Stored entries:
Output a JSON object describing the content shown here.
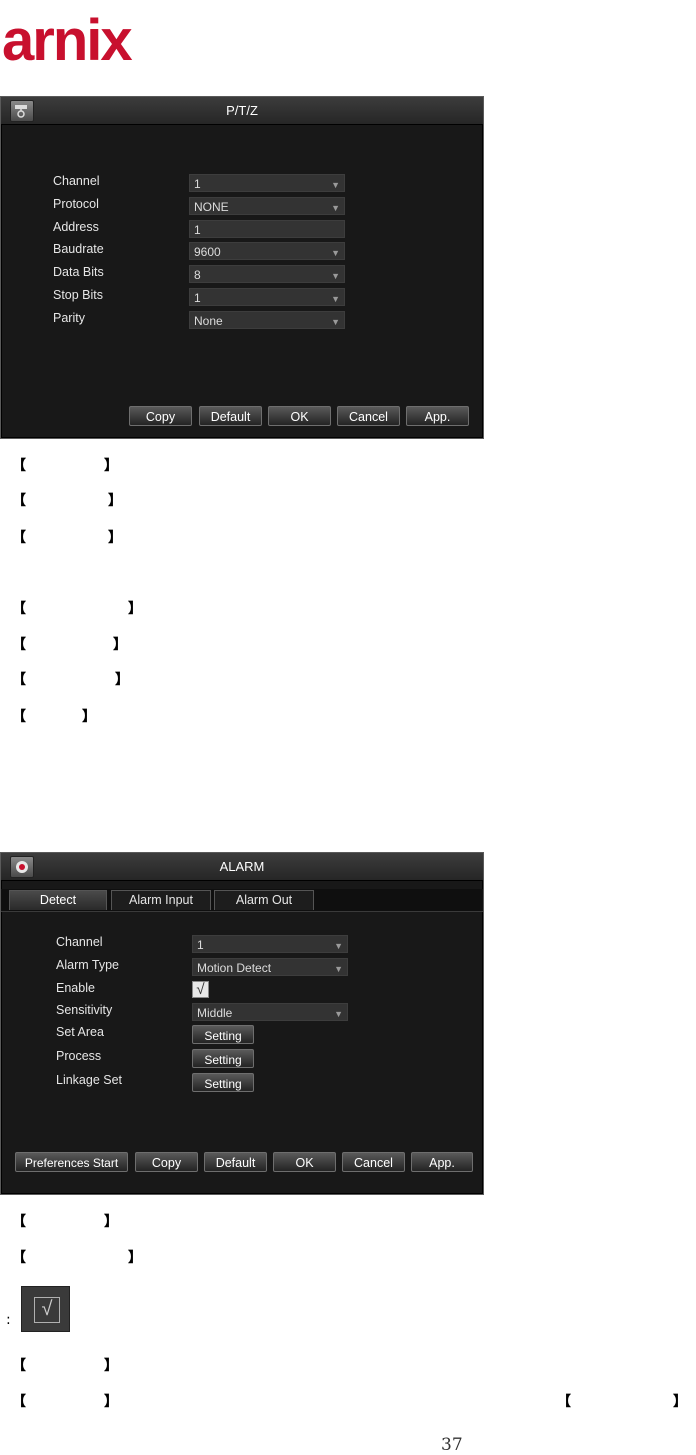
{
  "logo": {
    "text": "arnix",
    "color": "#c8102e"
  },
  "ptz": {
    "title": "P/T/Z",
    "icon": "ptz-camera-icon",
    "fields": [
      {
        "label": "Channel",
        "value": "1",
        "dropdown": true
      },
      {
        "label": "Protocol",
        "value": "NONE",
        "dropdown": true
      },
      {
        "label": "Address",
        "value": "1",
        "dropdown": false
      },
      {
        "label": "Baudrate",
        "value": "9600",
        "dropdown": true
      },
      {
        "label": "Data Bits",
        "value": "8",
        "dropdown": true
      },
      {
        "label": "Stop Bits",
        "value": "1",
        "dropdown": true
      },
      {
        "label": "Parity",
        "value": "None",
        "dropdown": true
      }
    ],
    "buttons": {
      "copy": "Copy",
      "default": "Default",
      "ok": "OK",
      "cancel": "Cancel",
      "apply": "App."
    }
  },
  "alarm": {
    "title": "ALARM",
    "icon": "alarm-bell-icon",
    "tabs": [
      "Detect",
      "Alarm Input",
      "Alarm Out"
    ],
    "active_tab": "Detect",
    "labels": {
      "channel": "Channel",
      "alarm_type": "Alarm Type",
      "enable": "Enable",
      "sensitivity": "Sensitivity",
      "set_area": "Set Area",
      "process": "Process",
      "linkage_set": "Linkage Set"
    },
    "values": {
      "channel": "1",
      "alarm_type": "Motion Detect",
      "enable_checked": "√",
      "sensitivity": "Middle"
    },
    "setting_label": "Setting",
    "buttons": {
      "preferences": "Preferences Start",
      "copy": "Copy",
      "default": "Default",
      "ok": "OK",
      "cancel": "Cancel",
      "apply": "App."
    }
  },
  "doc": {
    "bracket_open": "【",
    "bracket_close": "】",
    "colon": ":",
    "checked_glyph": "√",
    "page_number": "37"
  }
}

Given instruction:
Exclude the pictures and transcribe all of the entries exactly.

Reply to the exercise:
Output a JSON object describing the content shown here.
{
  "logo": {
    "text": "arnix",
    "color": "#c8102e"
  },
  "ptz": {
    "title": "P/T/Z",
    "icon": "ptz-camera-icon",
    "fields": [
      {
        "label": "Channel",
        "value": "1",
        "dropdown": true
      },
      {
        "label": "Protocol",
        "value": "NONE",
        "dropdown": true
      },
      {
        "label": "Address",
        "value": "1",
        "dropdown": false
      },
      {
        "label": "Baudrate",
        "value": "9600",
        "dropdown": true
      },
      {
        "label": "Data Bits",
        "value": "8",
        "dropdown": true
      },
      {
        "label": "Stop Bits",
        "value": "1",
        "dropdown": true
      },
      {
        "label": "Parity",
        "value": "None",
        "dropdown": true
      }
    ],
    "buttons": {
      "copy": "Copy",
      "default": "Default",
      "ok": "OK",
      "cancel": "Cancel",
      "apply": "App."
    }
  },
  "alarm": {
    "title": "ALARM",
    "icon": "alarm-bell-icon",
    "tabs": [
      "Detect",
      "Alarm Input",
      "Alarm Out"
    ],
    "active_tab": "Detect",
    "labels": {
      "channel": "Channel",
      "alarm_type": "Alarm Type",
      "enable": "Enable",
      "sensitivity": "Sensitivity",
      "set_area": "Set Area",
      "process": "Process",
      "linkage_set": "Linkage Set"
    },
    "values": {
      "channel": "1",
      "alarm_type": "Motion Detect",
      "enable_checked": "√",
      "sensitivity": "Middle"
    },
    "setting_label": "Setting",
    "buttons": {
      "preferences": "Preferences Start",
      "copy": "Copy",
      "default": "Default",
      "ok": "OK",
      "cancel": "Cancel",
      "apply": "App."
    }
  },
  "doc": {
    "bracket_open": "【",
    "bracket_close": "】",
    "colon": ":",
    "checked_glyph": "√",
    "page_number": "37"
  }
}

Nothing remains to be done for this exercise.